Every line that contains the word "лесных" should be copied out.

▸ **Records for this exercise**:
● ● ● ● ●
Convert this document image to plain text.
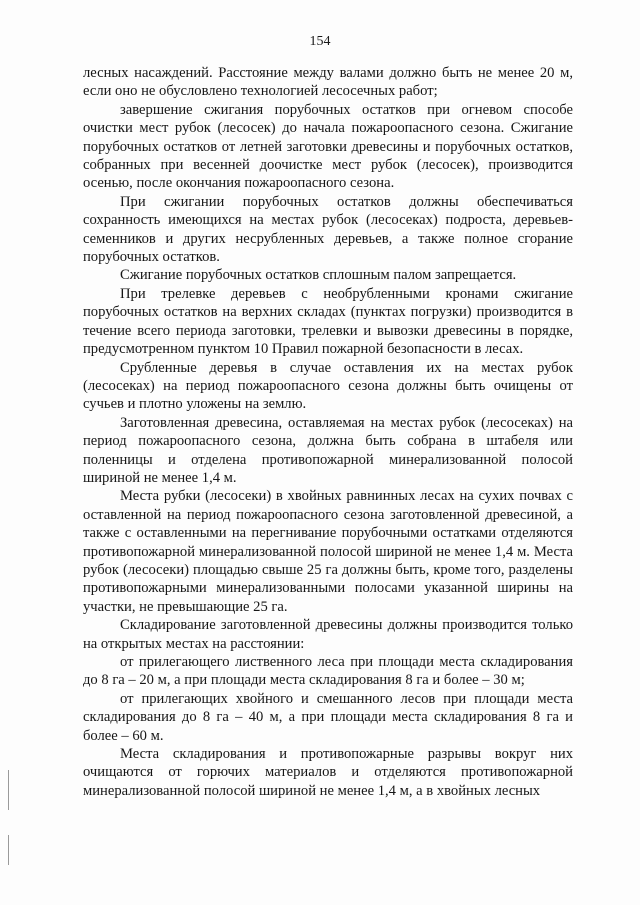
154

лесных насаждений. Расстояние между валами должно быть не менее 20 м, если оно не обусловлено технологией лесосечных работ;

завершение сжигания порубочных остатков при огневом способе очистки мест рубок (лесосек) до начала пожароопасного сезона. Сжигание порубочных остатков от летней заготовки древесины и порубочных остатков, собранных при весенней доочистке мест рубок (лесосек), производится осенью, после окончания пожароопасного сезона.

При сжигании порубочных остатков должны обеспечиваться сохранность имеющихся на местах рубок (лесосеках) подроста, деревьев-семенников и других несрубленных деревьев, а также полное сгорание порубочных остатков.

Сжигание порубочных остатков сплошным палом запрещается.

При трелевке деревьев с необрубленными кронами сжигание порубочных остатков на верхних складах (пунктах погрузки) производится в течение всего периода заготовки, трелевки и вывозки древесины в порядке, предусмотренном пунктом 10 Правил пожарной безопасности в лесах.

Срубленные деревья в случае оставления их на местах рубок (лесосеках) на период пожароопасного сезона должны быть очищены от сучьев и плотно уложены на землю.

Заготовленная древесина, оставляемая на местах рубок (лесосеках) на период пожароопасного сезона, должна быть собрана в штабеля или поленницы и отделена противопожарной минерализованной полосой шириной не менее 1,4 м.

Места рубки (лесосеки) в хвойных равнинных лесах на сухих почвах с оставленной на период пожароопасного сезона заготовленной древесиной, а также с оставленными на перегнивание порубочными остатками отделяются противопожарной минерализованной полосой шириной не менее 1,4 м. Места рубок (лесосеки) площадью свыше 25 га должны быть, кроме того, разделены противопожарными минерализованными полосами указанной ширины на участки, не превышающие 25 га.

Складирование заготовленной древесины должны производится только на открытых местах на расстоянии:

от прилегающего лиственного леса при площади места складирования до 8 га – 20 м, а при площади места складирования 8 га и более – 30 м;

от прилегающих хвойного и смешанного лесов при площади места складирования до 8 га – 40 м, а при площади места складирования 8 га и более – 60 м.

Места складирования и противопожарные разрывы вокруг них очищаются от горючих материалов и отделяются противопожарной минерализованной полосой шириной не менее 1,4 м, а в хвойных лесных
● ● ● ● ●
▸ **Task result**:
лесных насаждений. Расстояние между валами должно быть не менее 20 м, если оно не обусловлено технологией лесосечных работ;
Места складирования и противопожарные разрывы вокруг них очищаются от горючих материалов и отделяются противопожарной минерализованной полосой шириной не менее 1,4 м, а в хвойных лесных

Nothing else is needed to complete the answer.